YOUR OBJECTIVE:
Write out every entry, unchanged. Skip any picture.

Extracted data entries:
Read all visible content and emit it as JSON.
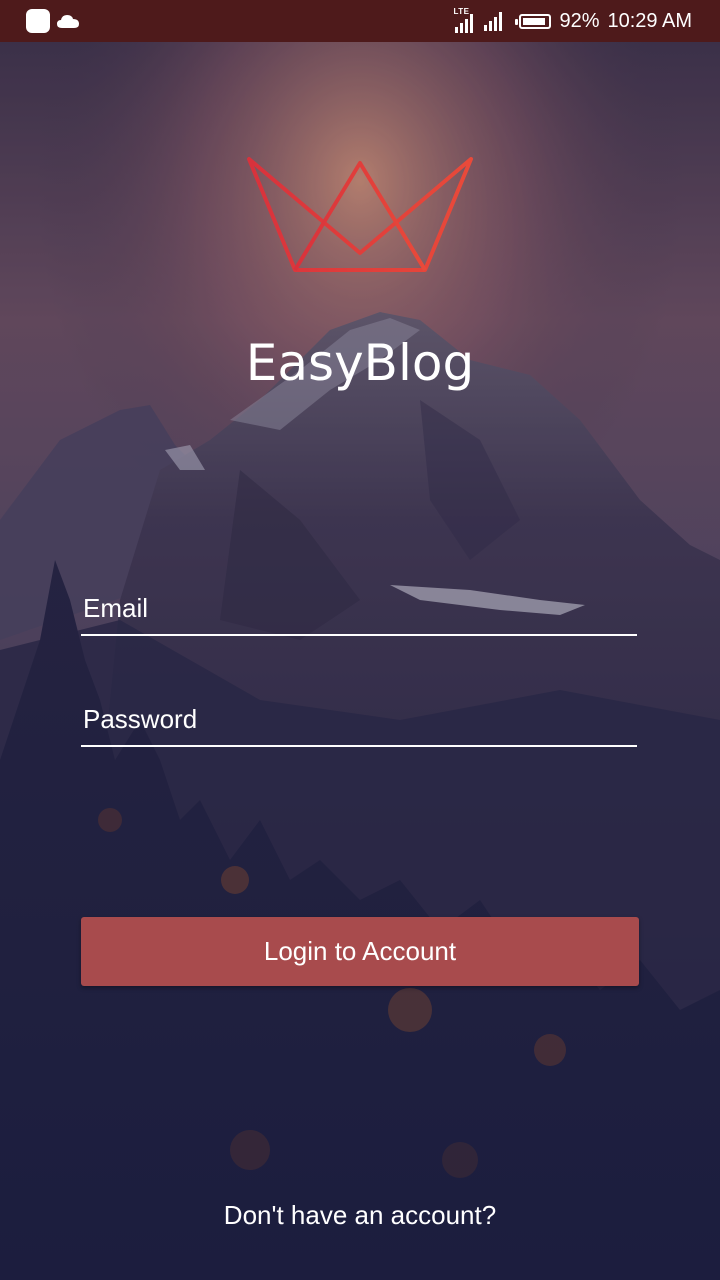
{
  "status_bar": {
    "network_label": "LTE",
    "battery_percent": "92%",
    "battery_level": 0.92,
    "time": "10:29 AM"
  },
  "app": {
    "title": "EasyBlog",
    "logo_icon": "crown-icon",
    "accent_color": "#a84b4d"
  },
  "login_form": {
    "email_placeholder": "Email",
    "email_value": "",
    "password_placeholder": "Password",
    "password_value": "",
    "login_button_label": "Login to Account"
  },
  "footer": {
    "signup_prompt": "Don't have an account?"
  }
}
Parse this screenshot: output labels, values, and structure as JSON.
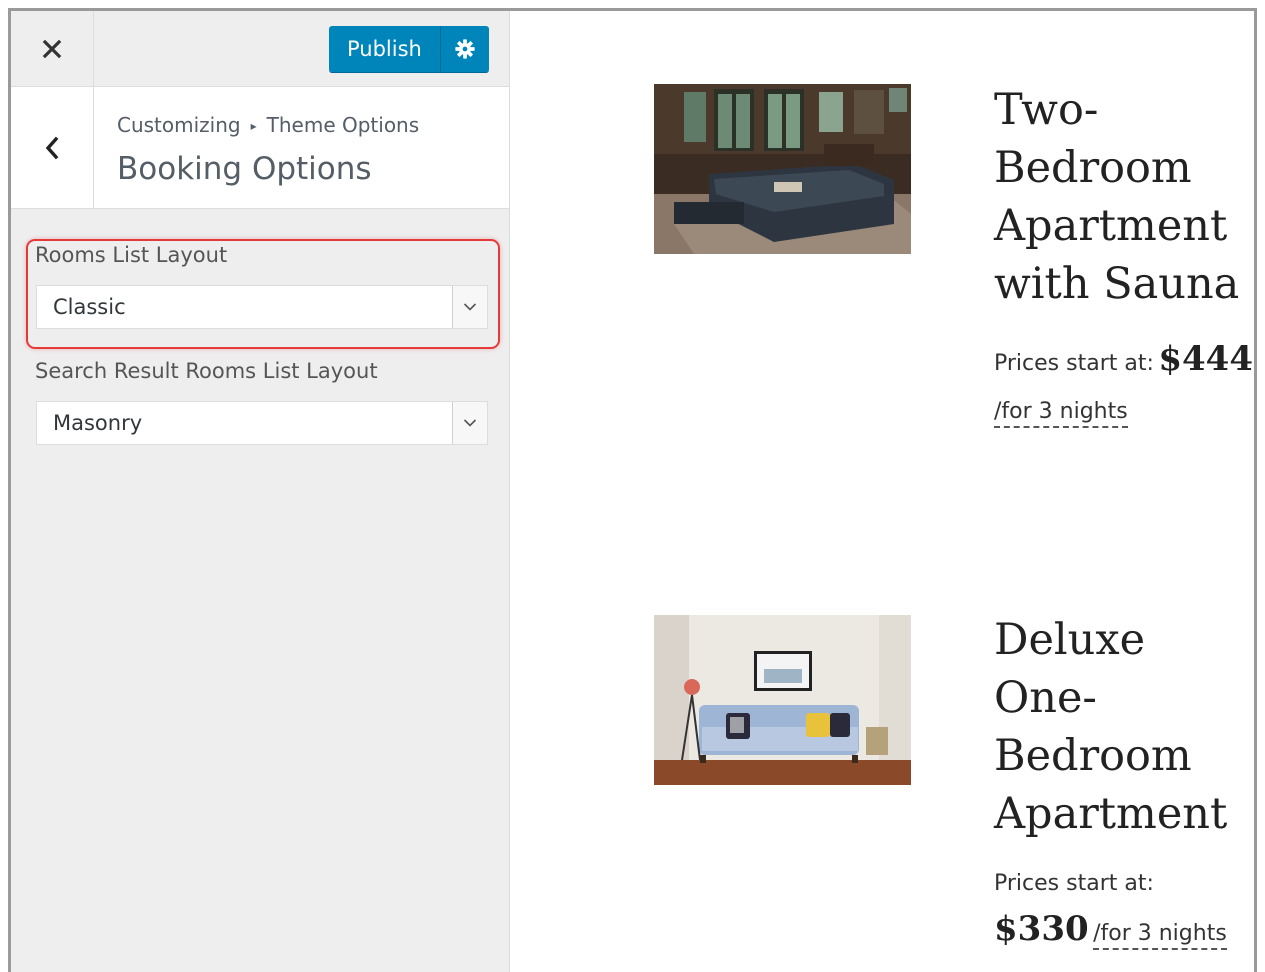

SOLUTION TO THIS PROBLEM:
Read all visible content and emit it as JSON.
{
  "status_bar": {
    "network_label": "LTE",
    "battery_percent": "92%",
    "battery_level": 0.92,
    "time": "10:29 AM"
  },
  "app": {
    "title": "EasyBlog",
    "logo_icon": "crown-icon",
    "accent_color": "#a84b4d"
  },
  "login_form": {
    "email_placeholder": "Email",
    "email_value": "",
    "password_placeholder": "Password",
    "password_value": "",
    "login_button_label": "Login to Account"
  },
  "footer": {
    "signup_prompt": "Don't have an account?"
  }
}
Parse this screenshot: output labels, values, and structure as JSON.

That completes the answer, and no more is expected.